● **Objective**:
Every entry below should be repeated exactly; the pictures should not.

● **Material for the task**:
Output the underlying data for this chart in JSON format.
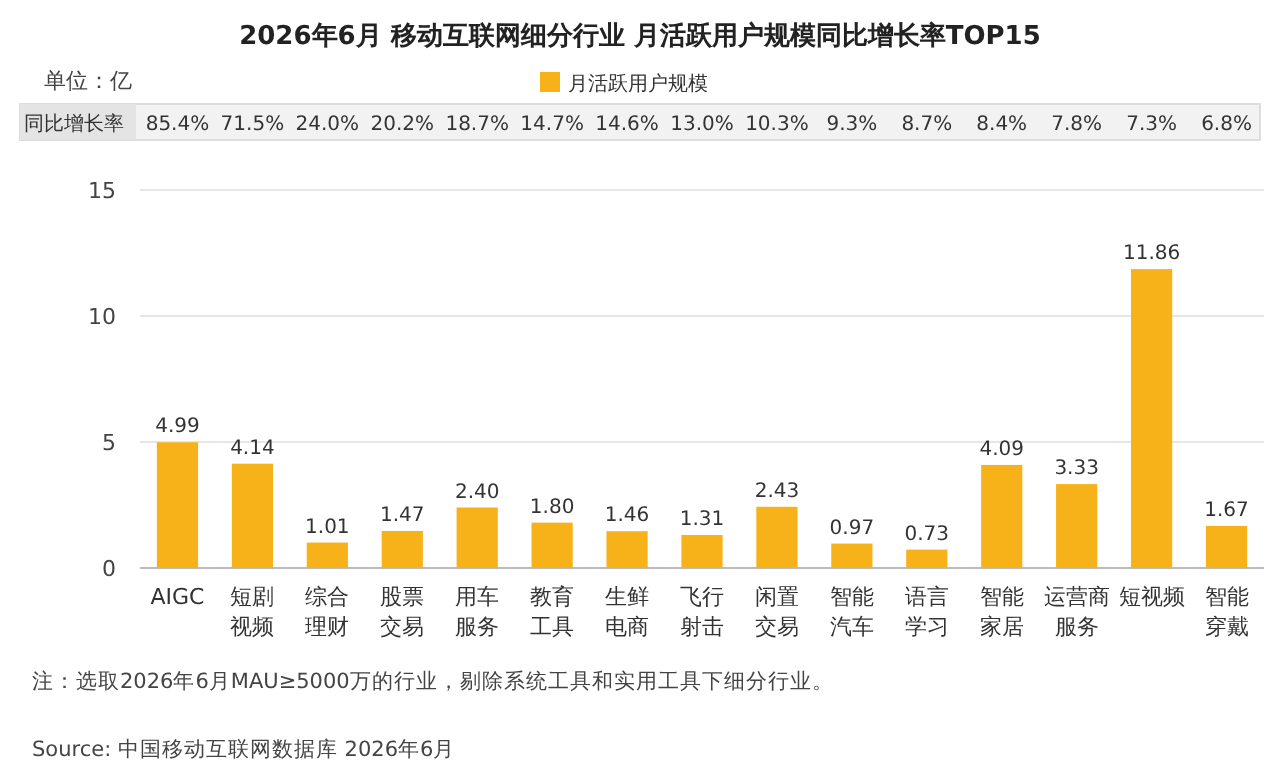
{
  "chart_data": {
    "type": "bar",
    "title": "2026年6月 移动互联网细分行业 月活跃用户规模同比增长率TOP15",
    "ylabel": "单位：亿",
    "categories": [
      "AIGC",
      "短剧视频",
      "综合理财",
      "股票交易",
      "用车服务",
      "教育工具",
      "生鲜电商",
      "飞行射击",
      "闲置交易",
      "智能汽车",
      "语言学习",
      "智能家居",
      "运营商服务",
      "短视频",
      "智能穿戴"
    ],
    "series": [
      {
        "name": "月活跃用户规模",
        "color": "#f7b21a",
        "values": [
          4.99,
          4.14,
          1.01,
          1.47,
          2.4,
          1.8,
          1.46,
          1.31,
          2.43,
          0.97,
          0.73,
          4.09,
          3.33,
          11.86,
          1.67
        ],
        "value_labels": [
          "4.99",
          "4.14",
          "1.01",
          "1.47",
          "2.40",
          "1.80",
          "1.46",
          "1.31",
          "2.43",
          "0.97",
          "0.73",
          "4.09",
          "3.33",
          "11.86",
          "1.67"
        ]
      }
    ],
    "ylim": [
      0,
      15
    ],
    "yticks": [
      0,
      5,
      10,
      15
    ],
    "grid": "y",
    "legend": "top",
    "annotations": [
      "同比增长率",
      "85.4%",
      "71.5%",
      "24.0%",
      "20.2%",
      "18.7%",
      "14.7%",
      "14.6%",
      "13.0%",
      "10.3%",
      "9.3%",
      "8.7%",
      "8.4%",
      "7.8%",
      "7.3%",
      "6.8%",
      "注：选取2026年6月MAU≥5000万的行业，剔除系统工具和实用工具下细分行业。",
      "Source: 中国移动互联网数据库 2026年6月"
    ]
  }
}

● **Final answer**:
Output the underlying data for this chart in JSON format.
{
  "chart_data": {
    "type": "bar",
    "title": "2026年6月 移动互联网细分行业 月活跃用户规模同比增长率TOP15",
    "ylabel": "单位：亿",
    "categories": [
      "AIGC",
      "短剧视频",
      "综合理财",
      "股票交易",
      "用车服务",
      "教育工具",
      "生鲜电商",
      "飞行射击",
      "闲置交易",
      "智能汽车",
      "语言学习",
      "智能家居",
      "运营商服务",
      "短视频",
      "智能穿戴"
    ],
    "series": [
      {
        "name": "月活跃用户规模",
        "color": "#f7b21a",
        "values": [
          4.99,
          4.14,
          1.01,
          1.47,
          2.4,
          1.8,
          1.46,
          1.31,
          2.43,
          0.97,
          0.73,
          4.09,
          3.33,
          11.86,
          1.67
        ],
        "value_labels": [
          "4.99",
          "4.14",
          "1.01",
          "1.47",
          "2.40",
          "1.80",
          "1.46",
          "1.31",
          "2.43",
          "0.97",
          "0.73",
          "4.09",
          "3.33",
          "11.86",
          "1.67"
        ]
      }
    ],
    "ylim": [
      0,
      15
    ],
    "yticks": [
      0,
      5,
      10,
      15
    ],
    "grid": "y",
    "legend": "top",
    "annotations": [
      "同比增长率",
      "85.4%",
      "71.5%",
      "24.0%",
      "20.2%",
      "18.7%",
      "14.7%",
      "14.6%",
      "13.0%",
      "10.3%",
      "9.3%",
      "8.7%",
      "8.4%",
      "7.8%",
      "7.3%",
      "6.8%",
      "注：选取2026年6月MAU≥5000万的行业，剔除系统工具和实用工具下细分行业。",
      "Source: 中国移动互联网数据库 2026年6月"
    ]
  }
}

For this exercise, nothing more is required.